MATERIAL FOR THIS TASK
#####
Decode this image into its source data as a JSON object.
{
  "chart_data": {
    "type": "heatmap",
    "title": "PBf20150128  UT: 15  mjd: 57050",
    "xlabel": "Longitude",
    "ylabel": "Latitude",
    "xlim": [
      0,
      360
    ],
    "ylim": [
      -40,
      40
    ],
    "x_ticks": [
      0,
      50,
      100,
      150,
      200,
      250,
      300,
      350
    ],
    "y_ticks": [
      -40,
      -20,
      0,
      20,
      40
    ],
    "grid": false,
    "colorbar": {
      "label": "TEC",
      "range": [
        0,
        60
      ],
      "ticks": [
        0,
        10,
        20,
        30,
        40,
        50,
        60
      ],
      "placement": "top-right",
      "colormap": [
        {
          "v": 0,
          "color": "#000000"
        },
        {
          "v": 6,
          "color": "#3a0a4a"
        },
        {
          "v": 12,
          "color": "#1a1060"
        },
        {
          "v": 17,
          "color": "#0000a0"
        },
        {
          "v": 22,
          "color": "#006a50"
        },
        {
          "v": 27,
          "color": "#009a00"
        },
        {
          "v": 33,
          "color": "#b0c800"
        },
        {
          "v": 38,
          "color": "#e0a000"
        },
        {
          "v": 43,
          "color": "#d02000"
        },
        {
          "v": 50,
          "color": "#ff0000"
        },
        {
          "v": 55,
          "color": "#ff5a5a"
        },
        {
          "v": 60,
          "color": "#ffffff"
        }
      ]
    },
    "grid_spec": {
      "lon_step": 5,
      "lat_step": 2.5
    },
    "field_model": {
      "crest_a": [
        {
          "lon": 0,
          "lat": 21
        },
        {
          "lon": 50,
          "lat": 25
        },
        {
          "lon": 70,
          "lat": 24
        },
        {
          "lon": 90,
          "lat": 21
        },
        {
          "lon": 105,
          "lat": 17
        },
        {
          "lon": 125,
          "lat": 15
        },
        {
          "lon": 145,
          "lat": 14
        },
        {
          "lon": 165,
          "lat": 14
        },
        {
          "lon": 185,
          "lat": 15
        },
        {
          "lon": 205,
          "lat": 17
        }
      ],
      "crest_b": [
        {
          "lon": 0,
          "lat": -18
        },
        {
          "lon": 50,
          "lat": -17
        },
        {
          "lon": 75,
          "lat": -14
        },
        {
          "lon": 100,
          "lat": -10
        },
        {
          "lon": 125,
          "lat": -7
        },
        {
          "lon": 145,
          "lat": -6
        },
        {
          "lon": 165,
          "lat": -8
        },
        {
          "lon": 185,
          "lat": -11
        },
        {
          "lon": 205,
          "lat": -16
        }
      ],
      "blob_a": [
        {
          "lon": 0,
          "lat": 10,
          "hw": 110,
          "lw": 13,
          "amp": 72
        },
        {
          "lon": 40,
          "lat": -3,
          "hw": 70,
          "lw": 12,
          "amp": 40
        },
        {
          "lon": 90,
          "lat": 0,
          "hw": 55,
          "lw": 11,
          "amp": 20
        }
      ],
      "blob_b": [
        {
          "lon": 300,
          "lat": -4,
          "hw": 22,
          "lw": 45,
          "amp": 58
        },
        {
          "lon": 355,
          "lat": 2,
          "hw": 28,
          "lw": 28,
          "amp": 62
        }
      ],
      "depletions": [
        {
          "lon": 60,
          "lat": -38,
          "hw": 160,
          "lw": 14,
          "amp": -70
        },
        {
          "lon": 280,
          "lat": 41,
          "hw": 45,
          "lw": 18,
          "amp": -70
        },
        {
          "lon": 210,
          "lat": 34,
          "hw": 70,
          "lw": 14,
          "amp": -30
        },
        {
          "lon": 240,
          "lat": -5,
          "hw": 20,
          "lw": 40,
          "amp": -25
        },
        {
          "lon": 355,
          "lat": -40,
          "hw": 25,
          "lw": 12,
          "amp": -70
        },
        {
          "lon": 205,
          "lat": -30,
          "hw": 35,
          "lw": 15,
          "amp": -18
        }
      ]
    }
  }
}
#####
GIVEN PROBLEM
Reproduce the material above, every line of it, exactly.

ANSWER TO THE PROBLEM
Decode this image into its source data as a JSON object.
{
  "chart_data": {
    "type": "heatmap",
    "title": "PBf20150128  UT: 15  mjd: 57050",
    "xlabel": "Longitude",
    "ylabel": "Latitude",
    "xlim": [
      0,
      360
    ],
    "ylim": [
      -40,
      40
    ],
    "x_ticks": [
      0,
      50,
      100,
      150,
      200,
      250,
      300,
      350
    ],
    "y_ticks": [
      -40,
      -20,
      0,
      20,
      40
    ],
    "grid": false,
    "colorbar": {
      "label": "TEC",
      "range": [
        0,
        60
      ],
      "ticks": [
        0,
        10,
        20,
        30,
        40,
        50,
        60
      ],
      "placement": "top-right",
      "colormap": [
        {
          "v": 0,
          "color": "#000000"
        },
        {
          "v": 6,
          "color": "#3a0a4a"
        },
        {
          "v": 12,
          "color": "#1a1060"
        },
        {
          "v": 17,
          "color": "#0000a0"
        },
        {
          "v": 22,
          "color": "#006a50"
        },
        {
          "v": 27,
          "color": "#009a00"
        },
        {
          "v": 33,
          "color": "#b0c800"
        },
        {
          "v": 38,
          "color": "#e0a000"
        },
        {
          "v": 43,
          "color": "#d02000"
        },
        {
          "v": 50,
          "color": "#ff0000"
        },
        {
          "v": 55,
          "color": "#ff5a5a"
        },
        {
          "v": 60,
          "color": "#ffffff"
        }
      ]
    },
    "grid_spec": {
      "lon_step": 5,
      "lat_step": 2.5
    },
    "field_model": {
      "crest_a": [
        {
          "lon": 0,
          "lat": 21
        },
        {
          "lon": 50,
          "lat": 25
        },
        {
          "lon": 70,
          "lat": 24
        },
        {
          "lon": 90,
          "lat": 21
        },
        {
          "lon": 105,
          "lat": 17
        },
        {
          "lon": 125,
          "lat": 15
        },
        {
          "lon": 145,
          "lat": 14
        },
        {
          "lon": 165,
          "lat": 14
        },
        {
          "lon": 185,
          "lat": 15
        },
        {
          "lon": 205,
          "lat": 17
        }
      ],
      "crest_b": [
        {
          "lon": 0,
          "lat": -18
        },
        {
          "lon": 50,
          "lat": -17
        },
        {
          "lon": 75,
          "lat": -14
        },
        {
          "lon": 100,
          "lat": -10
        },
        {
          "lon": 125,
          "lat": -7
        },
        {
          "lon": 145,
          "lat": -6
        },
        {
          "lon": 165,
          "lat": -8
        },
        {
          "lon": 185,
          "lat": -11
        },
        {
          "lon": 205,
          "lat": -16
        }
      ],
      "blob_a": [
        {
          "lon": 0,
          "lat": 10,
          "hw": 110,
          "lw": 13,
          "amp": 72
        },
        {
          "lon": 40,
          "lat": -3,
          "hw": 70,
          "lw": 12,
          "amp": 40
        },
        {
          "lon": 90,
          "lat": 0,
          "hw": 55,
          "lw": 11,
          "amp": 20
        }
      ],
      "blob_b": [
        {
          "lon": 300,
          "lat": -4,
          "hw": 22,
          "lw": 45,
          "amp": 58
        },
        {
          "lon": 355,
          "lat": 2,
          "hw": 28,
          "lw": 28,
          "amp": 62
        }
      ],
      "depletions": [
        {
          "lon": 60,
          "lat": -38,
          "hw": 160,
          "lw": 14,
          "amp": -70
        },
        {
          "lon": 280,
          "lat": 41,
          "hw": 45,
          "lw": 18,
          "amp": -70
        },
        {
          "lon": 210,
          "lat": 34,
          "hw": 70,
          "lw": 14,
          "amp": -30
        },
        {
          "lon": 240,
          "lat": -5,
          "hw": 20,
          "lw": 40,
          "amp": -25
        },
        {
          "lon": 355,
          "lat": -40,
          "hw": 25,
          "lw": 12,
          "amp": -70
        },
        {
          "lon": 205,
          "lat": -30,
          "hw": 35,
          "lw": 15,
          "amp": -18
        }
      ]
    }
  }
}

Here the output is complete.